## QUOTED TEXT
[BEGIN]
Discussion in 'Band Management [BG]' started by Altitude, Oct 20, 2013.

  1. Altitude

    Altitude An ounce of perception, a pound of obscure. Supporting Member

    Mar 9, 2005
    Denver, nee Austin
    Yesterday I returned from a 7 day cruise with my family aboard the Disney cruise ship Fantasy. It was a western Caribbean cruise, with ports of call at Grand Cayman, Costa Maya, Cozumel, and Disney's own Castaway Cay in the Bahamas - plus a couple of days at sea.

    On the whole, it was an exceptional, if expensive, vacation. There is no better company than Disney when it comes to execution of complex entertainment concepts, and this cruise did not fail to impress.

    On this cruise ship, at any given moment there were musicals to watch, movies to see, dancing to be done, many different bars in which to drink, a 1000 foot pool deck, and at one point an entire island full of people to entertain.

    There were two or three guys-with-guitars-singing-songs here and there. I saw, however, throughout the entire week, not one single bass player, not one single drummer, and not one single keyboardist other than the one playing Disney songs on the piano as we boarded the boat the first day. 100% of the music accompanying the musical productions - of which there were many - was prerecorded. Live music had been all but completely removed from the plan on this cruise.

    I guess I'll say that I sort of get it - bands would be more logistics to handle, more people to pay, instruments to store, and all that. I think it is a change from what we would have seen as recently as 15 years ago, and it's one more piece of evidence that live music is disappearing from the mainsteam entertainment culture.

    I predict that in the next five to fifteen years, live music will follow a path similar to live theater. It will never disappear, it will always be available for those looking for it, and national and global artists will continue to tour. But live music will cease to be a normal or obvious way of enjoying music. The preponderance of what we hear will be prerecorded, since that is a much more effective way to deliver music repeatedly to large audiences with consistent quality.
[END]
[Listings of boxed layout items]
[BEGIN]
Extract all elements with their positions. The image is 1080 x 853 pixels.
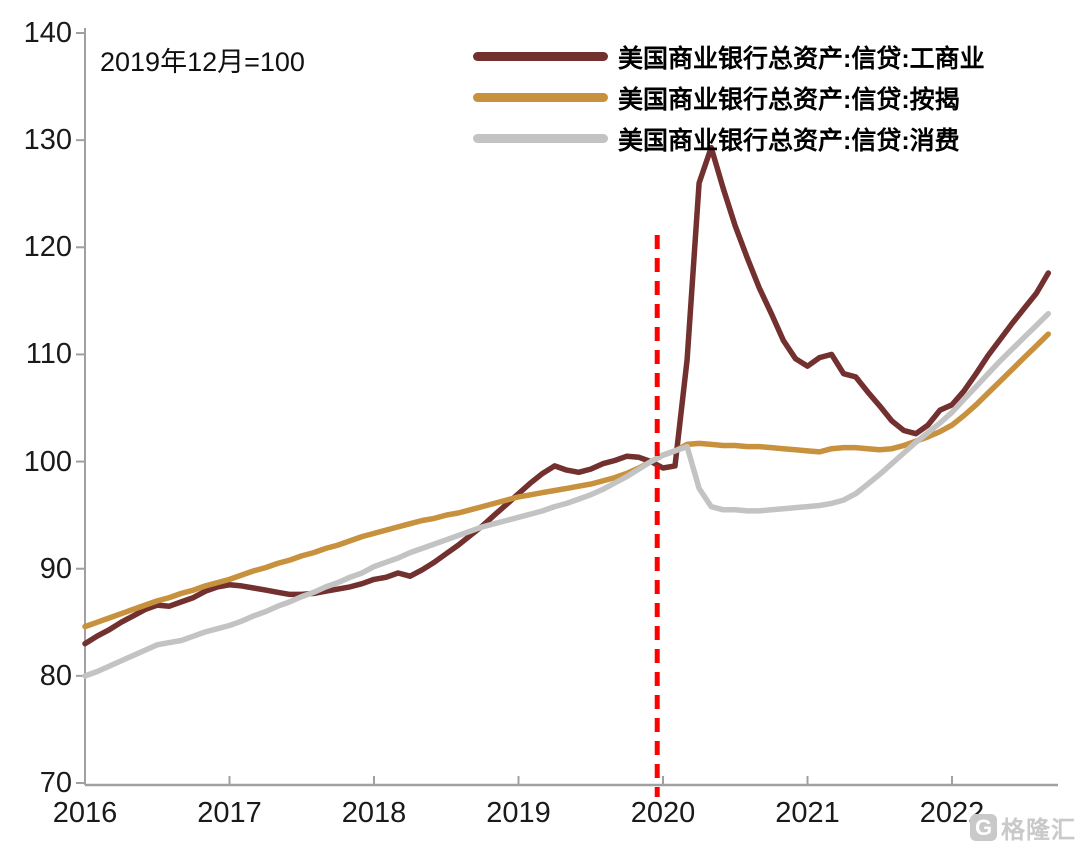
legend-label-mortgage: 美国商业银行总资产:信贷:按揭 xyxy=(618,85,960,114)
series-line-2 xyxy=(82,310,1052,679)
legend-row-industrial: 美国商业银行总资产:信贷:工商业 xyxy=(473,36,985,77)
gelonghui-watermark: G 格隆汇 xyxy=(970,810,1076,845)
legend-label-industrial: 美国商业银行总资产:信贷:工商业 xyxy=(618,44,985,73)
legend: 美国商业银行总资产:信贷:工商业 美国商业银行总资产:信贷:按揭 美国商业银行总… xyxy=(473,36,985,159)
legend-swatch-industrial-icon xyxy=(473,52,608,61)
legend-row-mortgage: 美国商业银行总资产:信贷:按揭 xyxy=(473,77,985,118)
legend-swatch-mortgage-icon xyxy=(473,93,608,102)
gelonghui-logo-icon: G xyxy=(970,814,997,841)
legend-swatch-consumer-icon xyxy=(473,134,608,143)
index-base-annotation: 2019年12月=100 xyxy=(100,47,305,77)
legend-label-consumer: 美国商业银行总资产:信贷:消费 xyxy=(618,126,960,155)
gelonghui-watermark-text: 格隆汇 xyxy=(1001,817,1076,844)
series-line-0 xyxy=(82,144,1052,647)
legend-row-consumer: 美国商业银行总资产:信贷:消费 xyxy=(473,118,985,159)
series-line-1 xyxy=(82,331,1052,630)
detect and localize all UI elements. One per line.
[END]
[BEGIN]
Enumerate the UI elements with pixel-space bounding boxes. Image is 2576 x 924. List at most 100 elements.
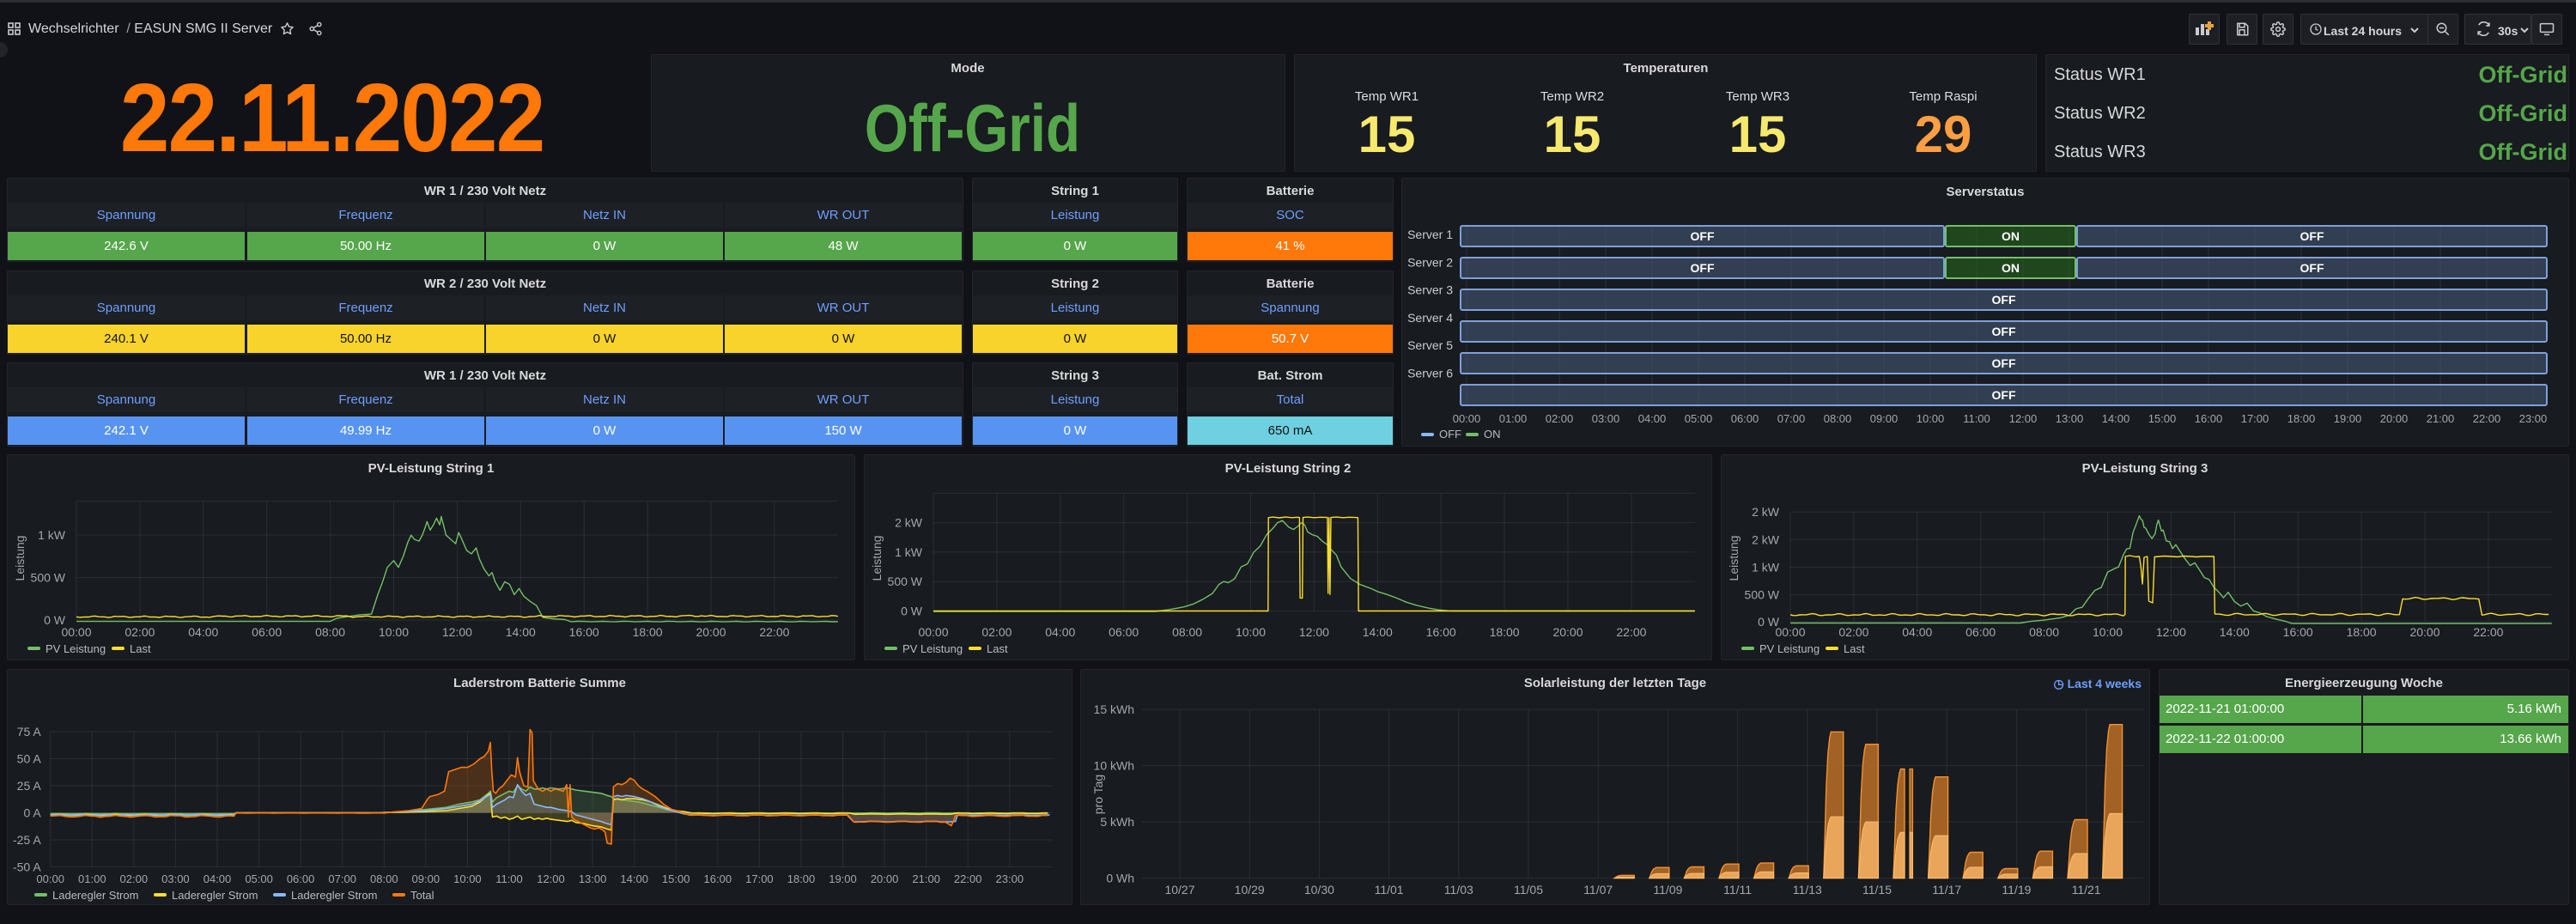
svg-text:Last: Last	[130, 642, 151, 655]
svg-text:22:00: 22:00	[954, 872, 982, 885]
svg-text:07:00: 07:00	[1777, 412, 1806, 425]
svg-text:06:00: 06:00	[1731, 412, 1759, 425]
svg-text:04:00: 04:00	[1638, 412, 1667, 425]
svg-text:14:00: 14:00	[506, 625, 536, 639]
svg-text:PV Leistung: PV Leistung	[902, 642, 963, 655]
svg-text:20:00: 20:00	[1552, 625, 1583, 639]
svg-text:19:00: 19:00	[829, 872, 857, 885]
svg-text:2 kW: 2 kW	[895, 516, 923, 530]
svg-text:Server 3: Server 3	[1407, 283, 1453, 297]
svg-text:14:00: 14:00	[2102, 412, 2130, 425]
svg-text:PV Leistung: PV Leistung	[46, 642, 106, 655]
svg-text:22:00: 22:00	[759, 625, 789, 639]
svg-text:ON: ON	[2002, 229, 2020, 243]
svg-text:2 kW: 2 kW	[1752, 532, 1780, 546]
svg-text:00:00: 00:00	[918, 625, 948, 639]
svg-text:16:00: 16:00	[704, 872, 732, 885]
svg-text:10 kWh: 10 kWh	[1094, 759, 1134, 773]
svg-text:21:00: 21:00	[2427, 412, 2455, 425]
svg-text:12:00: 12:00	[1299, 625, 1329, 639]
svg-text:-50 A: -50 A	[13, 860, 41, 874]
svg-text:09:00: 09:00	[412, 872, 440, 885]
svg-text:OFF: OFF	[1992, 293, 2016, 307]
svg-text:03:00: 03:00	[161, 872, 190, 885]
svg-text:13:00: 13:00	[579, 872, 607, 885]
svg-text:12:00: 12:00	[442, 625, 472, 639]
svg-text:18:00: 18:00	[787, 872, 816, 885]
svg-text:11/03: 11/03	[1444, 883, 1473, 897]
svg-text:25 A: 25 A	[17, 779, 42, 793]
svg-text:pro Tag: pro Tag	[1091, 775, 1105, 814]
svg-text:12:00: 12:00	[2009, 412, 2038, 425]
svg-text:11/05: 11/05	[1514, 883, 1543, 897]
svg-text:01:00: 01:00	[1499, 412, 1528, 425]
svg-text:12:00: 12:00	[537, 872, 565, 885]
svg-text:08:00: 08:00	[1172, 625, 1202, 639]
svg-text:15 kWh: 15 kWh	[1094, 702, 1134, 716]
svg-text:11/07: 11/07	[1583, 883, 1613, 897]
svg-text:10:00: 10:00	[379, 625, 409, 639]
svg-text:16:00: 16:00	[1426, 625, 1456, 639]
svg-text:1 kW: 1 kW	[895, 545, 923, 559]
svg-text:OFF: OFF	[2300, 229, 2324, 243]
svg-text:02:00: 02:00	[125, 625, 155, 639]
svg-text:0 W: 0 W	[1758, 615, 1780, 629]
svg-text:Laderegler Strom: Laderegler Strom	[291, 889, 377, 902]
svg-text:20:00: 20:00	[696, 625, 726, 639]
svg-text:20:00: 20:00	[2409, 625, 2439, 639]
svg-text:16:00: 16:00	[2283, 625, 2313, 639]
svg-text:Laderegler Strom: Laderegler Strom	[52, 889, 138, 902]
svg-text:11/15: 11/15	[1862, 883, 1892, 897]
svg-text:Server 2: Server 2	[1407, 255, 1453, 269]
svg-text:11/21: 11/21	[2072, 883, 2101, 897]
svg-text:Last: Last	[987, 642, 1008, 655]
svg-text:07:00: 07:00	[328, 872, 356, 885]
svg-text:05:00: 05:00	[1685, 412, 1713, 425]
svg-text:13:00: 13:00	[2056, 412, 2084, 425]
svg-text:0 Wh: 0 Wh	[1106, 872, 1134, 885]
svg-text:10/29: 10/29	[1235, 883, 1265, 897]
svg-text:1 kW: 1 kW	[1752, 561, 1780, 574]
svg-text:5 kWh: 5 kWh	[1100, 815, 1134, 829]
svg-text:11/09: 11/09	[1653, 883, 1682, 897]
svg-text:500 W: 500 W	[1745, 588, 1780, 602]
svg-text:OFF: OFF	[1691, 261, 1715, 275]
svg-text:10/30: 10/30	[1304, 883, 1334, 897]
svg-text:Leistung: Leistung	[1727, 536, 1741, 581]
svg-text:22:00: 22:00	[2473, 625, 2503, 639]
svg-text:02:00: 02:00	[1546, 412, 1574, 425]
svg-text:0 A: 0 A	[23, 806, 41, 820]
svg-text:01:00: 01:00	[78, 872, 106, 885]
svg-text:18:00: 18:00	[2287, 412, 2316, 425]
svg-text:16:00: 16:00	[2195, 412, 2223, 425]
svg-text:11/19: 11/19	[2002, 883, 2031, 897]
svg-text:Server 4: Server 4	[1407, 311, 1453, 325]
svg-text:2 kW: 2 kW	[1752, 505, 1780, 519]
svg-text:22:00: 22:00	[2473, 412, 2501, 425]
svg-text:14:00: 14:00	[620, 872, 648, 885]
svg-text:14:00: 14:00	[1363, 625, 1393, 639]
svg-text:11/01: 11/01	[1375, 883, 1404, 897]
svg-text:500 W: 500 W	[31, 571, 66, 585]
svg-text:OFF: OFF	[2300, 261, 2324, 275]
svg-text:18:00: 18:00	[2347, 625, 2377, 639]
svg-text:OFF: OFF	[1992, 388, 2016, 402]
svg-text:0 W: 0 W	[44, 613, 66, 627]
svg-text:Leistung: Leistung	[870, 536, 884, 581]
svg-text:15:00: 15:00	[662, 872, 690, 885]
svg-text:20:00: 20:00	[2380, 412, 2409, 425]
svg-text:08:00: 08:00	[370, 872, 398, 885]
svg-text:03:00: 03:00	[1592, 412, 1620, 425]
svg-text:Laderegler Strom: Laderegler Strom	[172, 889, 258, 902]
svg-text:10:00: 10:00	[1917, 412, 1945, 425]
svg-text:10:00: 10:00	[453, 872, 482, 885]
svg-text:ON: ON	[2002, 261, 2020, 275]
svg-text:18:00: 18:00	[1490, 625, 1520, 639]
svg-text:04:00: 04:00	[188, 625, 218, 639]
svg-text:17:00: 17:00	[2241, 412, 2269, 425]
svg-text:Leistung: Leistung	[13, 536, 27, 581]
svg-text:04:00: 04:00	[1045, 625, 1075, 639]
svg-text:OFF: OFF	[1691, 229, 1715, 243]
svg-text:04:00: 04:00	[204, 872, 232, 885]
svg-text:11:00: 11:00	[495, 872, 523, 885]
[END]
## TASKS AND EXERCISES
1 – In the forum post about the Disney cruise, which ports of call did the ship visit?
2 – Quote the stretch of the records from the line containing "642, 151, 655]" through the line containing "642, 963, 655]", including both of those lines.
The records bear no relation to the text.

## RESULTS FOR THE EXERCISE
1 – Grand Cayman, Costa Maya, Cozumel, and Disney's own Castaway Cay in the Bahamas.

2 –
svg-text:Last: Last	[130, 642, 151, 655]
svg-text:22:00: 22:00	[954, 872, 982, 885]
svg-text:07:00: 07:00	[1777, 412, 1806, 425]
svg-text:06:00: 06:00	[1731, 412, 1759, 425]
svg-text:04:00: 04:00	[1638, 412, 1667, 425]
svg-text:14:00: 14:00	[506, 625, 536, 639]
svg-text:PV Leistung: PV Leistung	[902, 642, 963, 655]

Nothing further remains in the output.